• [Aim of the exercise]: How many lines of the data contain the string "interactable"? Reply with the number alone.

--

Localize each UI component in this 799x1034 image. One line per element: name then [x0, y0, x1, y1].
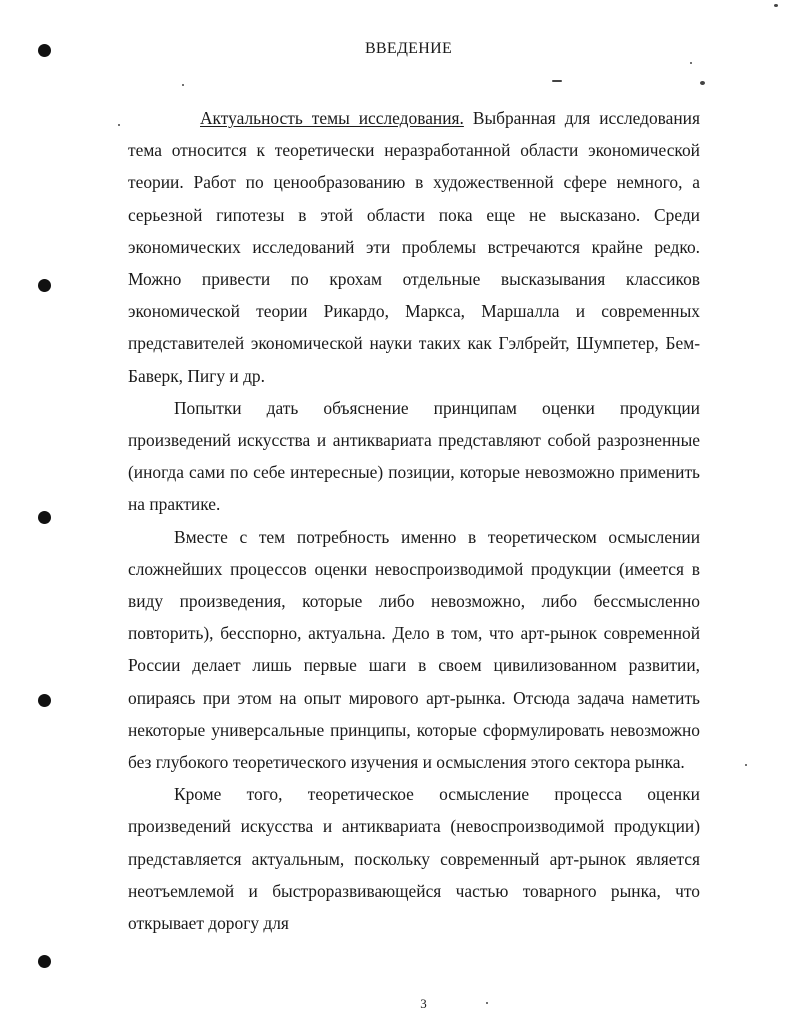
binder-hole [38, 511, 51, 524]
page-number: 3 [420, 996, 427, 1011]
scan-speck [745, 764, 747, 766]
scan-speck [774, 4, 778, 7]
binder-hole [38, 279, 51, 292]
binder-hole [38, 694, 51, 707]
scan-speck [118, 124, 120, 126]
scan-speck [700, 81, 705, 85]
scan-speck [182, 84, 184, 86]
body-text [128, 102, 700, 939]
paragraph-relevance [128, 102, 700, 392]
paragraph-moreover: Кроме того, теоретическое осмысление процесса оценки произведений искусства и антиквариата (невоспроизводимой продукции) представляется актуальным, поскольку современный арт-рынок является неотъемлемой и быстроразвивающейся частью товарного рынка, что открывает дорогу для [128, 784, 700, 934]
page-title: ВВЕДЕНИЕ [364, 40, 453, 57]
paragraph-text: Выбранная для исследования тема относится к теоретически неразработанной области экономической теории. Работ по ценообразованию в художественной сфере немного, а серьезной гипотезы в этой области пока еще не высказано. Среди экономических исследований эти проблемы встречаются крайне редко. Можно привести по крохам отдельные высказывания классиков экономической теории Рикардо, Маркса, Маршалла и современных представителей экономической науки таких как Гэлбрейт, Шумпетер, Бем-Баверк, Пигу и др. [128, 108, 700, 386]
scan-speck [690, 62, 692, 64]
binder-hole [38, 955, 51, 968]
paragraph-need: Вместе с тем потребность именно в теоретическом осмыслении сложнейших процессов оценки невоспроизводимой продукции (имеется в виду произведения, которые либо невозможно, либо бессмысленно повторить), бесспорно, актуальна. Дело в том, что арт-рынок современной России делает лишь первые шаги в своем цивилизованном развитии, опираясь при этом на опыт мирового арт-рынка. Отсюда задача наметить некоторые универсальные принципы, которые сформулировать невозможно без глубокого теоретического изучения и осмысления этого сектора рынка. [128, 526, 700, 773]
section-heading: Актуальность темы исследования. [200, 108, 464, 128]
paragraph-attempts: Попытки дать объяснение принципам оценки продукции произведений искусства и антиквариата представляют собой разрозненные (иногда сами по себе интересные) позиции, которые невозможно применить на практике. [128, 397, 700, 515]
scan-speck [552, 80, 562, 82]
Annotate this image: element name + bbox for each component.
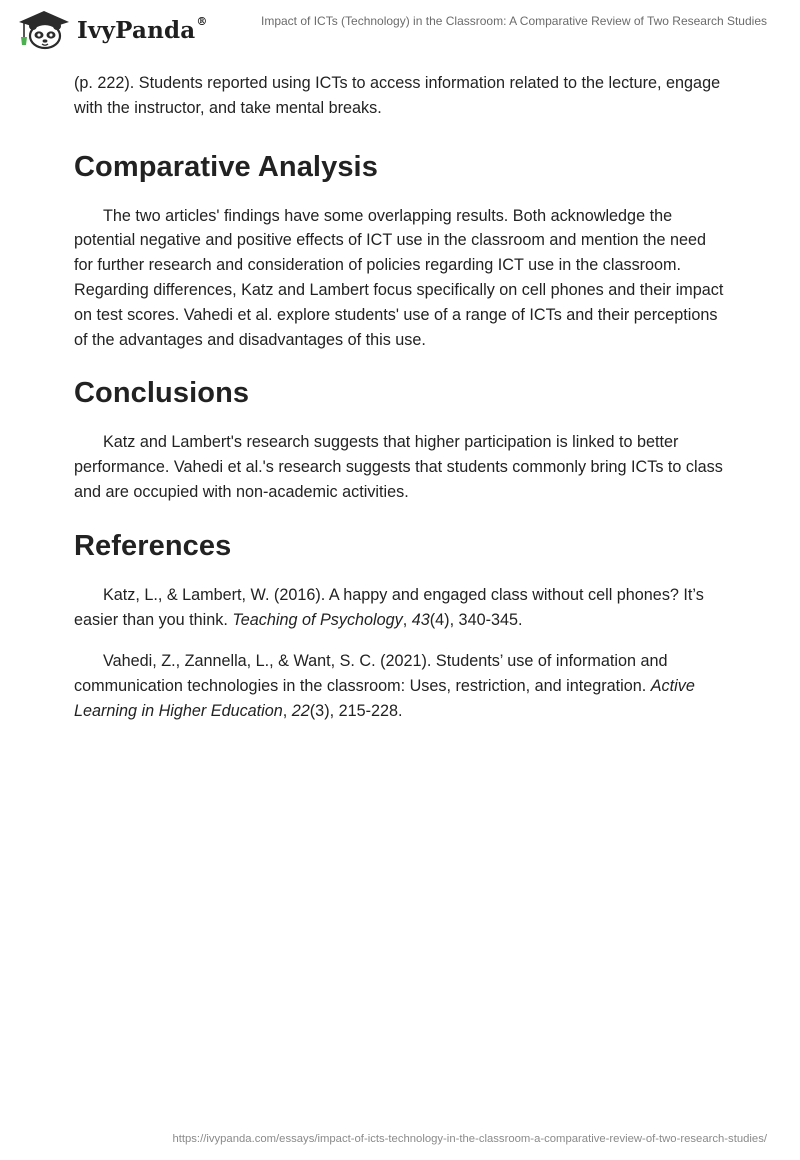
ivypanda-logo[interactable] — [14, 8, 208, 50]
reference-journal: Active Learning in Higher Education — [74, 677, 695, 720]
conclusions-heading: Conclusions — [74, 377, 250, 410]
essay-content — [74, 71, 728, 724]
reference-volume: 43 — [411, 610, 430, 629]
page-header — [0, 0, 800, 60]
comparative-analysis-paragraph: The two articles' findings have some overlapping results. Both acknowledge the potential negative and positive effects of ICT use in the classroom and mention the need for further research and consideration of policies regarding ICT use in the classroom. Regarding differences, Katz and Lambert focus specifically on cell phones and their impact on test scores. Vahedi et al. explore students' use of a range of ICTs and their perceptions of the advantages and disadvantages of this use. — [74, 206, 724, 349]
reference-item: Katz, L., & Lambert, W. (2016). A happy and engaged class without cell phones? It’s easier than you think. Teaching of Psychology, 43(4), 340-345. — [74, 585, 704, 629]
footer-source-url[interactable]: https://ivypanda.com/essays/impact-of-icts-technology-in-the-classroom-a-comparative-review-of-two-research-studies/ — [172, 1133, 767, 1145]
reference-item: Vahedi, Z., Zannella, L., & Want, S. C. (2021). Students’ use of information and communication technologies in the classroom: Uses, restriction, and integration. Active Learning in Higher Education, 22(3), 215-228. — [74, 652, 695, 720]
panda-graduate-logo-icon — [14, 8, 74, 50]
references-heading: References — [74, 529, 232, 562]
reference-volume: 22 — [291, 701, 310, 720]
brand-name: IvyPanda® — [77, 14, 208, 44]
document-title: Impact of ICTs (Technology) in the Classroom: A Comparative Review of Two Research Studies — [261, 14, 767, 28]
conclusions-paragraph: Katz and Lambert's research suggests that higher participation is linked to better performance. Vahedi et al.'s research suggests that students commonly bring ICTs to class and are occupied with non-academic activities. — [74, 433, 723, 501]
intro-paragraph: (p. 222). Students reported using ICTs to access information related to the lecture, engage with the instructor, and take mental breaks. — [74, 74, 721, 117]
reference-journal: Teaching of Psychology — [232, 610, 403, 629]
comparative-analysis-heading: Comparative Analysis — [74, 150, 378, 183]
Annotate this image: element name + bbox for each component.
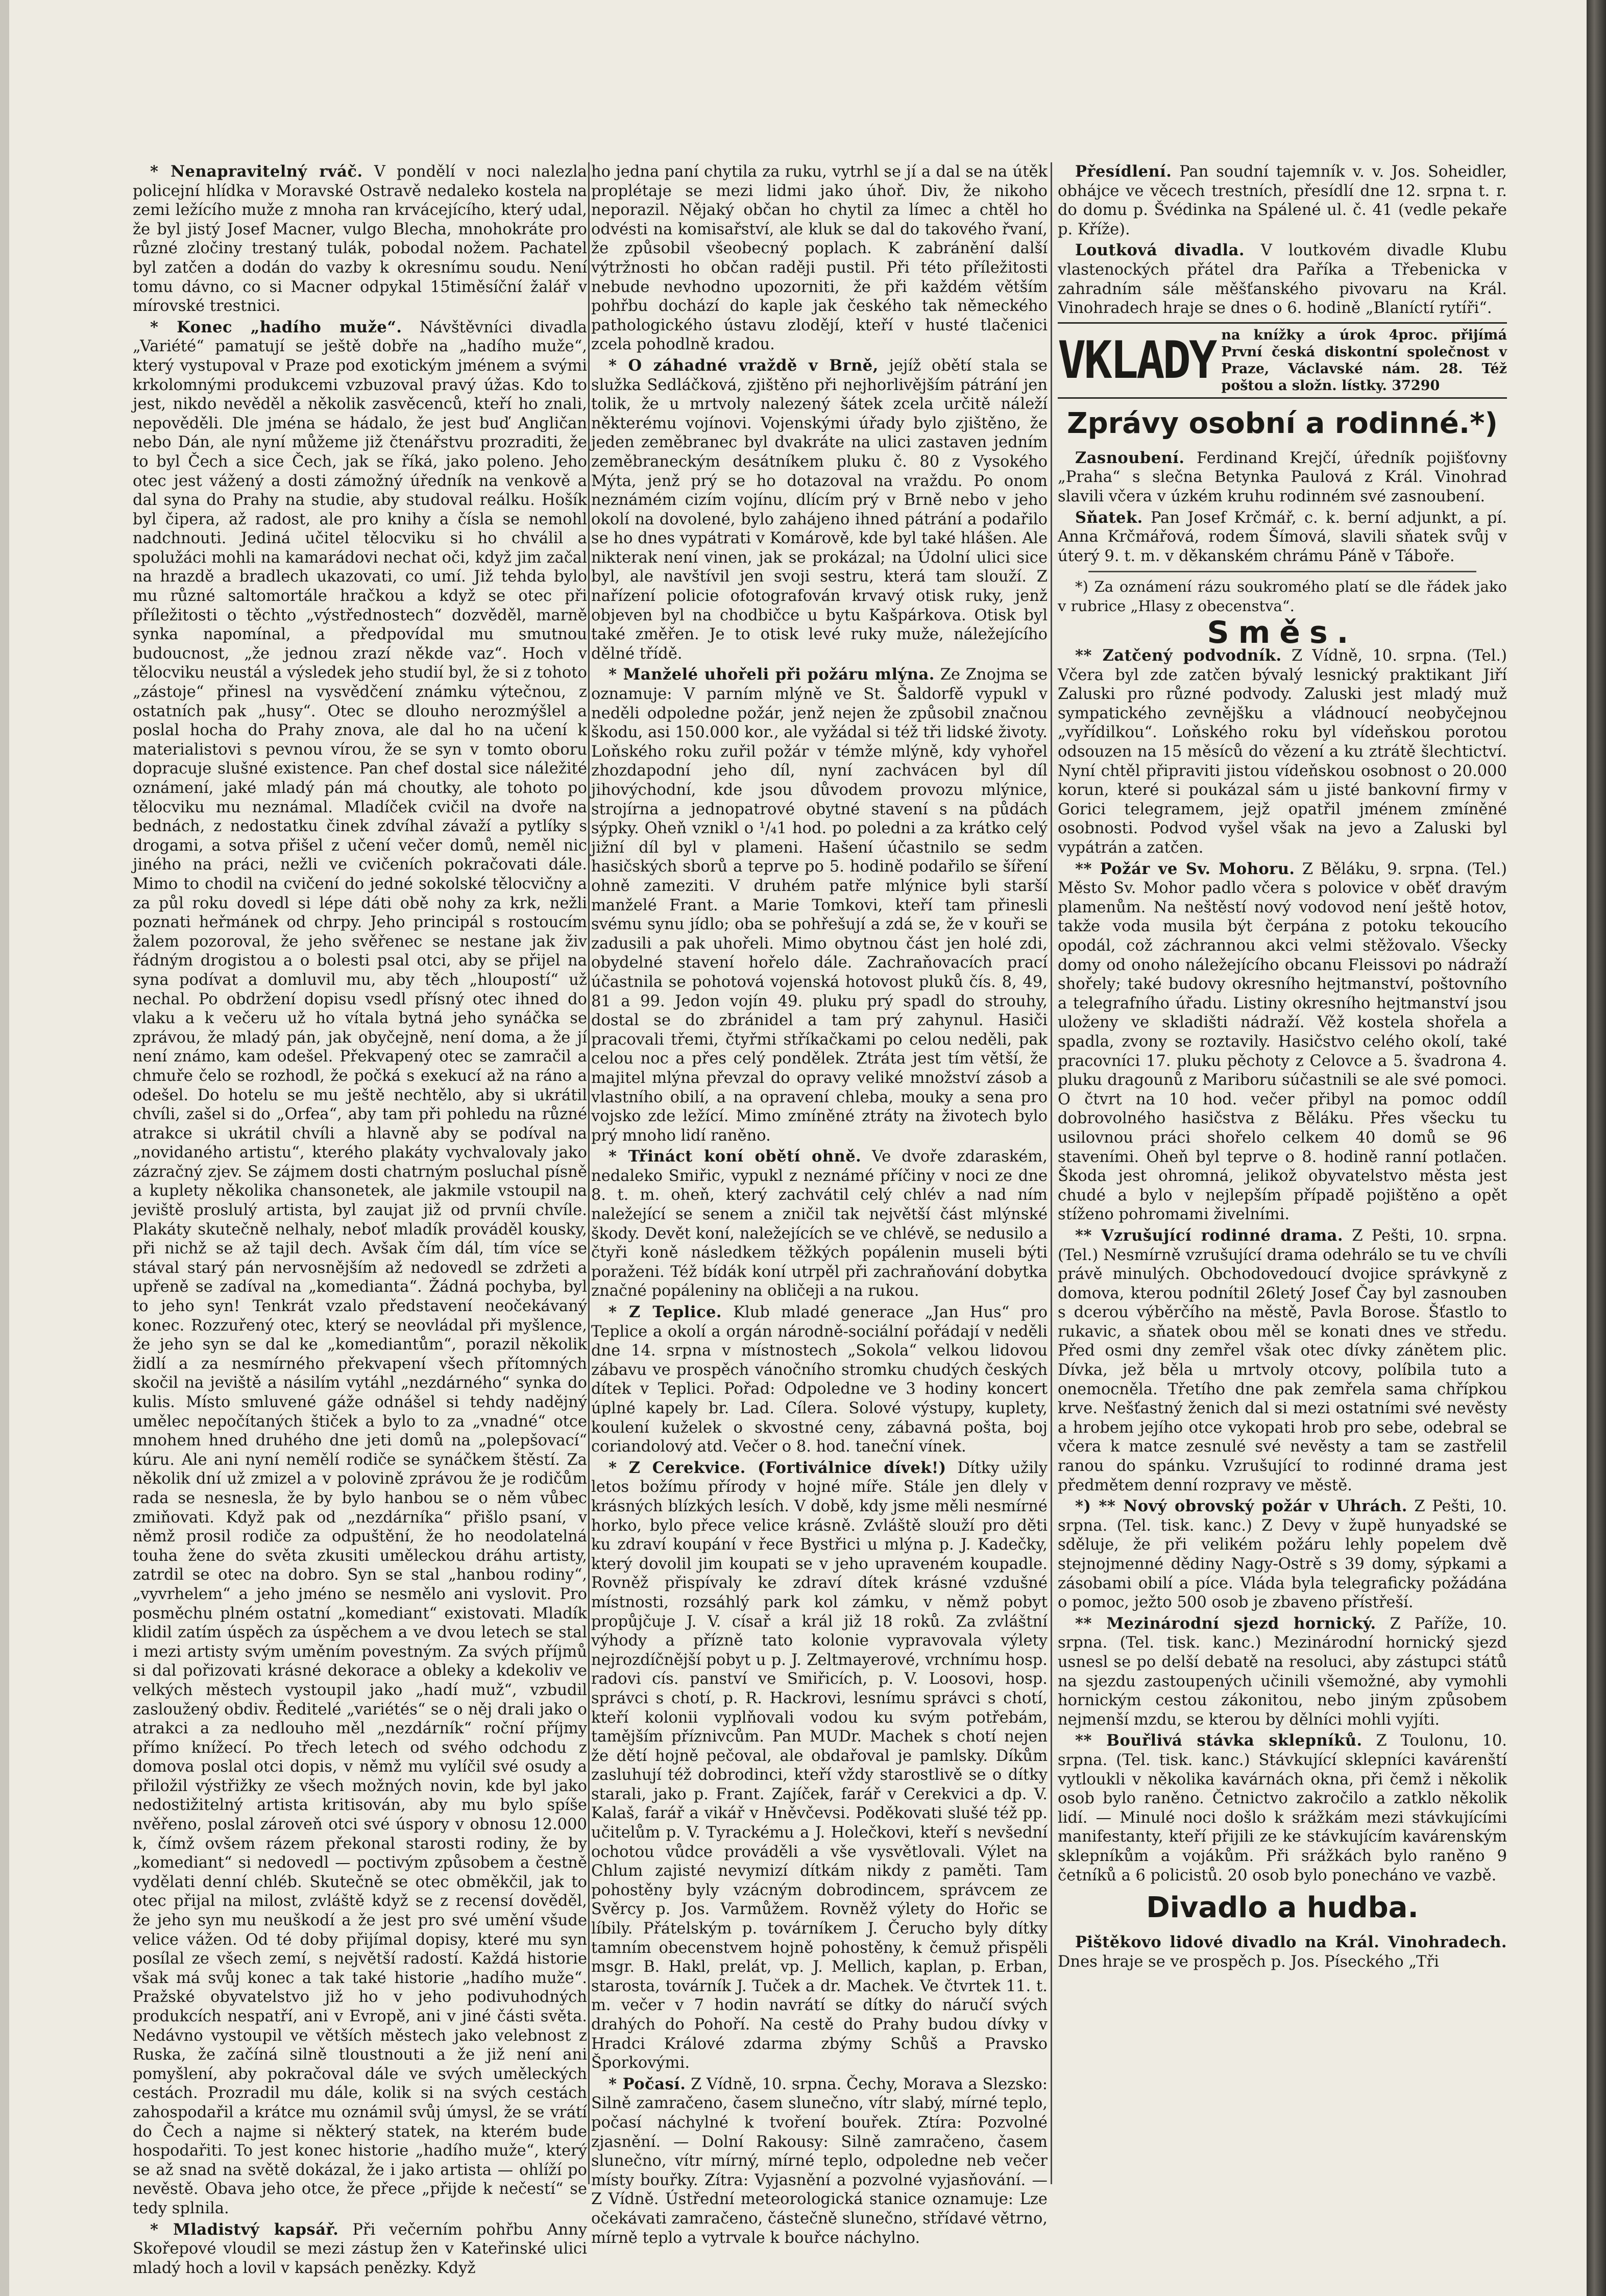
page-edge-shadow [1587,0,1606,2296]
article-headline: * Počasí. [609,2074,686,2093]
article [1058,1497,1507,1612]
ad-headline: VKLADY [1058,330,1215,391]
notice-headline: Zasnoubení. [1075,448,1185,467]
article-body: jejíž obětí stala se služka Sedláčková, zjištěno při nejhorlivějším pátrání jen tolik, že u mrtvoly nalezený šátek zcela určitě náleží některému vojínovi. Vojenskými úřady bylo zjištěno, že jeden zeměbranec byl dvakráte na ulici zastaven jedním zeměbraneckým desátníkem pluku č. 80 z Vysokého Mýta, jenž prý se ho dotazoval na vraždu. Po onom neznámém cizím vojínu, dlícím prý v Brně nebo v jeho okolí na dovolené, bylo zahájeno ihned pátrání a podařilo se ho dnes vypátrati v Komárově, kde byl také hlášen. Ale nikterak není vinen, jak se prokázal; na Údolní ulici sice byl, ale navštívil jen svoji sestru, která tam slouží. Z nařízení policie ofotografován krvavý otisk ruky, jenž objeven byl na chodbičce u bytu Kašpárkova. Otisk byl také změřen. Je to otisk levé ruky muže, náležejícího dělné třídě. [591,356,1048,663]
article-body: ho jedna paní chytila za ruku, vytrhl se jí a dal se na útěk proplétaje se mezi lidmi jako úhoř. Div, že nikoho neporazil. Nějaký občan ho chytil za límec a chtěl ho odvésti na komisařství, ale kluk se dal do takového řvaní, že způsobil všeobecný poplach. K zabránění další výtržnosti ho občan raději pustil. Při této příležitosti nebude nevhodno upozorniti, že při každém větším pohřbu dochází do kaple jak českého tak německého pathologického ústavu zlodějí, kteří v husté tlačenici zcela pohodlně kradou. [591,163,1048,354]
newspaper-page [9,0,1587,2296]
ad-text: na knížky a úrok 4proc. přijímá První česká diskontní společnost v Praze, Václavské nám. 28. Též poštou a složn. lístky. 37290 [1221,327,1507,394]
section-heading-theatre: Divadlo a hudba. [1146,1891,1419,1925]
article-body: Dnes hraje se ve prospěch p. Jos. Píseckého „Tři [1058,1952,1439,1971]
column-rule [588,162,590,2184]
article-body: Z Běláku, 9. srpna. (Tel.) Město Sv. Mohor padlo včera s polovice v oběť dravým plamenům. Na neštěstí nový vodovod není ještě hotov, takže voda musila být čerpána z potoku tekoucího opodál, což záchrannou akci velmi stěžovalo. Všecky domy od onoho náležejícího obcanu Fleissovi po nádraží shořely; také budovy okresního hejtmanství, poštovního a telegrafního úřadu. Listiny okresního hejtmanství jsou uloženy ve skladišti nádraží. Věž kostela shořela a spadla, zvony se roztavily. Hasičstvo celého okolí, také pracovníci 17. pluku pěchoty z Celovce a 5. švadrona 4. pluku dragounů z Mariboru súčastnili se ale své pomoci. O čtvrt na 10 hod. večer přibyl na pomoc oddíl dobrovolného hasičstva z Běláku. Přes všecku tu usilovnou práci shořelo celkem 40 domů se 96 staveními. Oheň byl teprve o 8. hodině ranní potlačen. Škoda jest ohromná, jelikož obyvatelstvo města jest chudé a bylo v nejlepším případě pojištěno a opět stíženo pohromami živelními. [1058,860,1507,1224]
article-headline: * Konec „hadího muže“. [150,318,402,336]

--

• [Solution to the problem]: 2